++++ Available records
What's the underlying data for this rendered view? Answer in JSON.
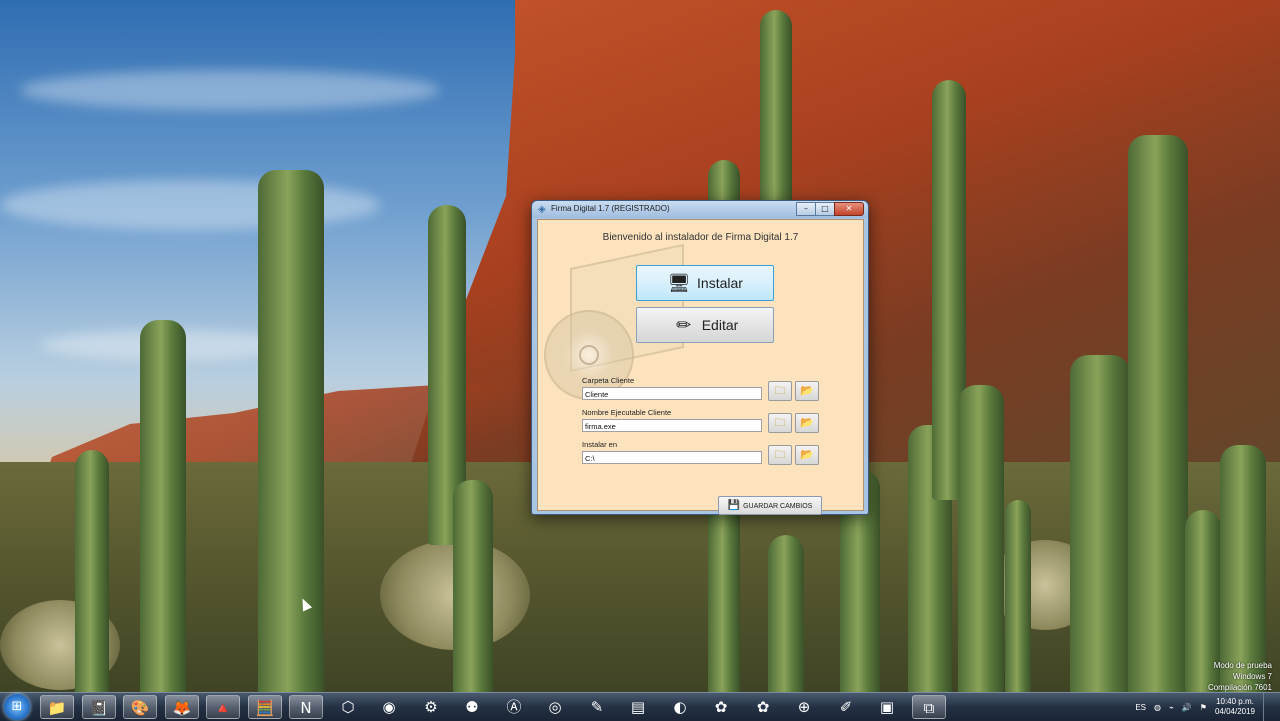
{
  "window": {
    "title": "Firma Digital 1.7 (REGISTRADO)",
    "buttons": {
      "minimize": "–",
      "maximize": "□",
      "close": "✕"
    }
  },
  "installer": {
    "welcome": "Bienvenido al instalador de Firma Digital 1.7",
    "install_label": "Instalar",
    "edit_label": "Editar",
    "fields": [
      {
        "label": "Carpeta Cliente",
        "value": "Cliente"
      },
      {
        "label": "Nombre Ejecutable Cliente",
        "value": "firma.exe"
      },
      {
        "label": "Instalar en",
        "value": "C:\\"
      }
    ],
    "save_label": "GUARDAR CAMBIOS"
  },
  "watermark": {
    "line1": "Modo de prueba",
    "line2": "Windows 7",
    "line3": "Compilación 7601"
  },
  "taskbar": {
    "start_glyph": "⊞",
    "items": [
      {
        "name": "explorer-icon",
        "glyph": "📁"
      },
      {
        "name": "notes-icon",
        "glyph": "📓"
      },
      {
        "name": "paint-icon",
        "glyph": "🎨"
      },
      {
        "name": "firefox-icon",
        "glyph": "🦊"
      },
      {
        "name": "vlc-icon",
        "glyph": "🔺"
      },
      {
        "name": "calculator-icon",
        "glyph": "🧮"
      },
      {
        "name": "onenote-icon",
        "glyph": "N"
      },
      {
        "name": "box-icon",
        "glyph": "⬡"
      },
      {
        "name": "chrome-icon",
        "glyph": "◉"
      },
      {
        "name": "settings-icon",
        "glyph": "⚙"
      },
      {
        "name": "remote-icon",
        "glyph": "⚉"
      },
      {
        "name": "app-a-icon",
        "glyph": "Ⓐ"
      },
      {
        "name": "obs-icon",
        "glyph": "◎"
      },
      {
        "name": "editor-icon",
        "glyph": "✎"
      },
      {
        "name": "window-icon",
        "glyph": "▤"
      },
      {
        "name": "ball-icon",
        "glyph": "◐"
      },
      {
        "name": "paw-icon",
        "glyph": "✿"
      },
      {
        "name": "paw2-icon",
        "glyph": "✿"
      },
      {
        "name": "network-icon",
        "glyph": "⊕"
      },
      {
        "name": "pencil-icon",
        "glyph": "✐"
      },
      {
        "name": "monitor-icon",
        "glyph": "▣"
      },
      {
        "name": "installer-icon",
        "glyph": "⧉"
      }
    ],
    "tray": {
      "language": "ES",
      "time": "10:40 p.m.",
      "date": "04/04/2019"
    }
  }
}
++++++++
> [Task to carry out]:
Going through the records above, state how many lines carry "Instalar", with no other text.

> [Exercise result]:
2